_Text excerpt:_
----------

Skip to main content

Judge Modules

The judge modules are the prompt-driven comparison and scoring units implemented in src/autopipeline/components/modules/judge.py.

They are documented together because both classes share the same client stack, the same prompt-adapter selection logic, and the same schema-validation path.

Module Group

Included Registry Entries

Registry keyClassPrimary output
pairwise-judgePairwiseJudgenormalized winner: Image A, Image B, Tie, or Failed
viescoreVIEscorePipesingle numeric score or pairwise winner derived from scores
Shared Infra

Shared Infrastructure

build_client(...)

build_client(...) resolves a backend from CLIENT_REGISTRY and forwards backend-specific fields to the client constructor.

Recognized client config keys

KeyMeaning
backendregistry key such as api, google, or vllm
model_namemodel identifier passed to the backend
ip_address, portused by the vLLM client
base_url, api_keyused by HTTP- or SDK-based remote clients
extra kwargsforwarded to the selected client

ClientPipe

Both judge modules inherit from ClientPipe.

----------

_Requirement 1:_
Find every line in the rows below that contains the string "late" and copy each one; case counts.

----------

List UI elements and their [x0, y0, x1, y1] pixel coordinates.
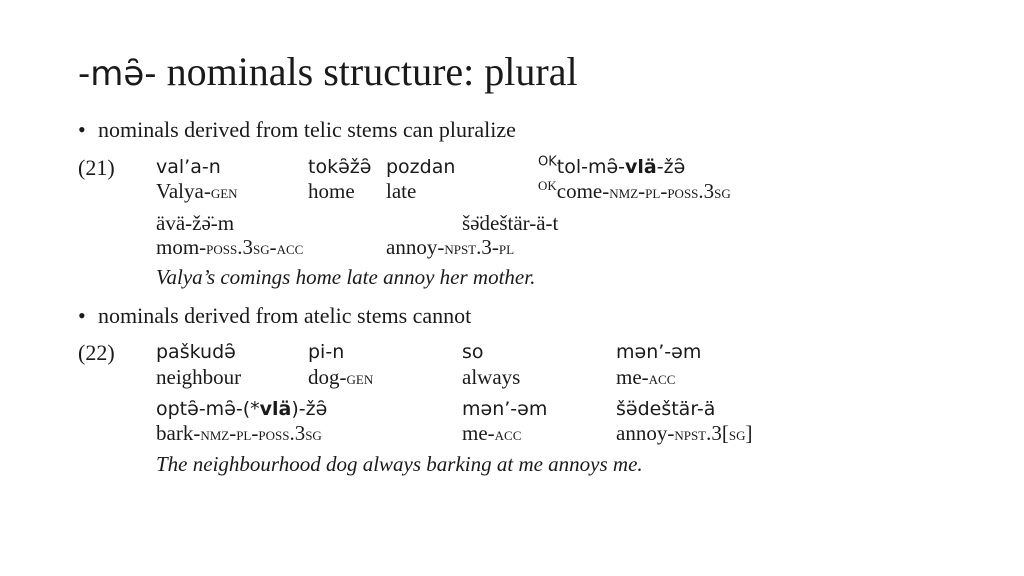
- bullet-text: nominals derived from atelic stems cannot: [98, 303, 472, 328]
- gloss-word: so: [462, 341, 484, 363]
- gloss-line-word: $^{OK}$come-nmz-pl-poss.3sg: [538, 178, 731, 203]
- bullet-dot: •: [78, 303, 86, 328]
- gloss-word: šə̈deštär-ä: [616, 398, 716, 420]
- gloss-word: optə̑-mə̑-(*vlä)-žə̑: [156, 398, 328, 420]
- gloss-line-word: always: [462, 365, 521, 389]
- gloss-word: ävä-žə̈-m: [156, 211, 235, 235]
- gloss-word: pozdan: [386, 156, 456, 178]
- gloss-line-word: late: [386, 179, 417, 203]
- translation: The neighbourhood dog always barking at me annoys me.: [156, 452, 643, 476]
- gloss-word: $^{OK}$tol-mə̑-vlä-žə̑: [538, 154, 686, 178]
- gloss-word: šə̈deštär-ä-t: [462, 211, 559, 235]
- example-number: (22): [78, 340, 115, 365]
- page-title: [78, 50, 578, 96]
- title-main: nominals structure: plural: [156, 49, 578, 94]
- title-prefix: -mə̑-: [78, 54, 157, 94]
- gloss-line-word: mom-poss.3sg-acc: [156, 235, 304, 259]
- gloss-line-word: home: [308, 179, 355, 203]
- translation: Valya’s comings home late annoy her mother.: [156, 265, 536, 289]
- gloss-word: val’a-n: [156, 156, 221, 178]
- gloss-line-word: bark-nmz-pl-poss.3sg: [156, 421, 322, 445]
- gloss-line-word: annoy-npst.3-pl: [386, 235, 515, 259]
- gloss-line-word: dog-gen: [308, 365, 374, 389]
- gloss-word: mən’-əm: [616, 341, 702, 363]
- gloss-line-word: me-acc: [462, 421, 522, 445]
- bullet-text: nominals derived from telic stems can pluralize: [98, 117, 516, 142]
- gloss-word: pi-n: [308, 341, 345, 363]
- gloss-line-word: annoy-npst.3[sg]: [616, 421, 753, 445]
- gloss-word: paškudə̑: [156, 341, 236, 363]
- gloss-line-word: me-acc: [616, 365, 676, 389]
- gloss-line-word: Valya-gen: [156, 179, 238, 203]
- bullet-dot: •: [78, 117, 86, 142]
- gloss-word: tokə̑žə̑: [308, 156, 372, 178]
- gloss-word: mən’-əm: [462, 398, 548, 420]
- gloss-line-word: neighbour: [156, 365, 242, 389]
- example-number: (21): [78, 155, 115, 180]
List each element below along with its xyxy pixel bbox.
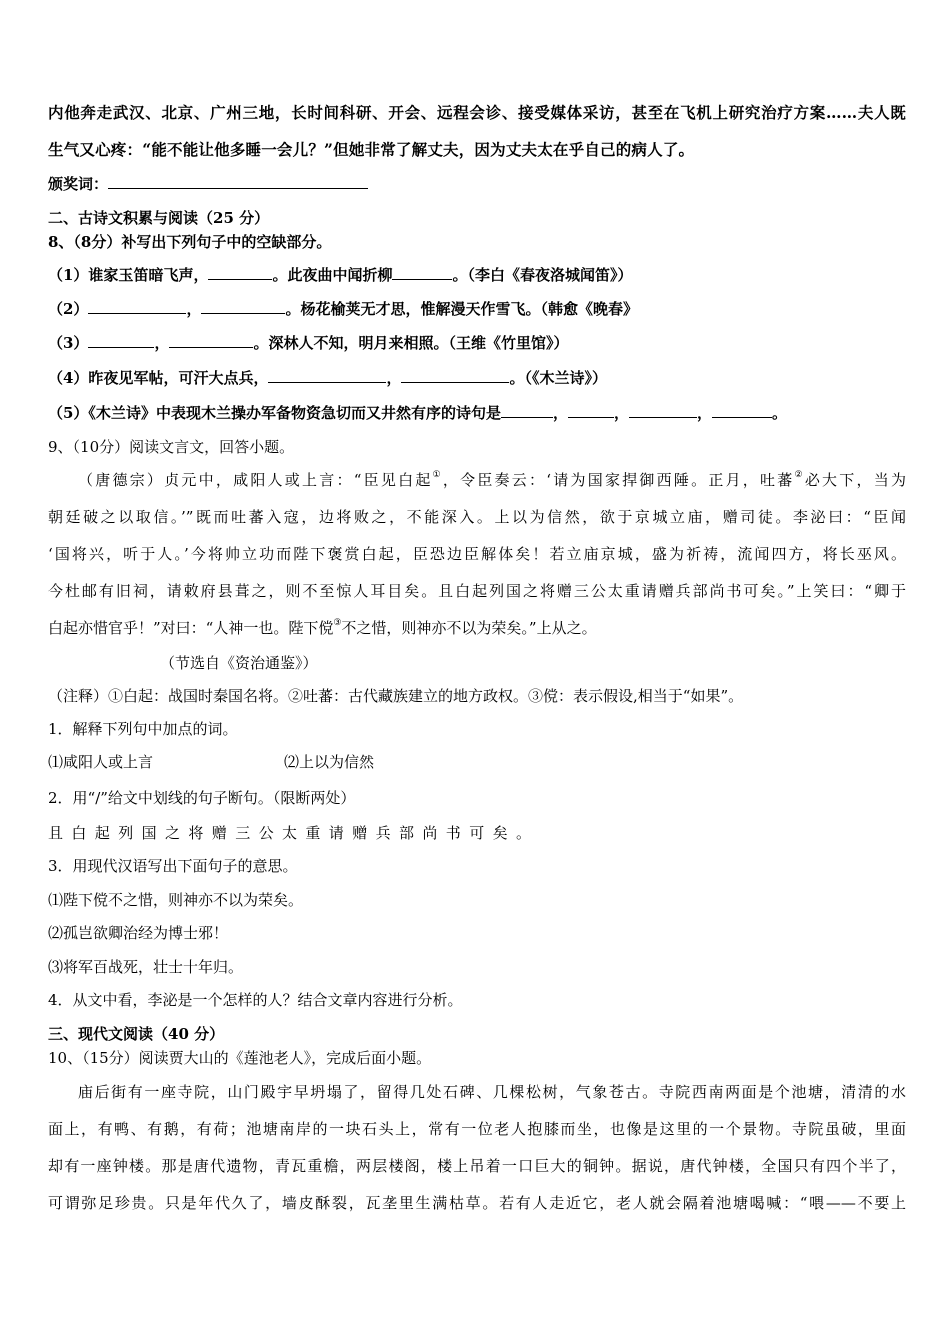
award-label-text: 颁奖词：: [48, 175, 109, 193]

----------

_Requirement 2:_
Please echo the passage of the judge modules page that opens with the words "Included Registry Entries" and closes with "the client constructor.".

_Exercise output 1:_
- gloss-line-word: late: [386, 179, 417, 203]
- translation: Valya’s comings home late annoy her mother.: [156, 265, 536, 289]

_Exercise output 2:_
Included Registry Entries

Registry keyClassPrimary output
pairwise-judgePairwiseJudgenormalized winner: Image A, Image B, Tie, or Failed
viescoreVIEscorePipesingle numeric score or pairwise winner derived from scores
Shared Infra

Shared Infrastructure

build_client(...)

build_client(...) resolves a backend from CLIENT_REGISTRY and forwards backend-specific fields to the client constructor.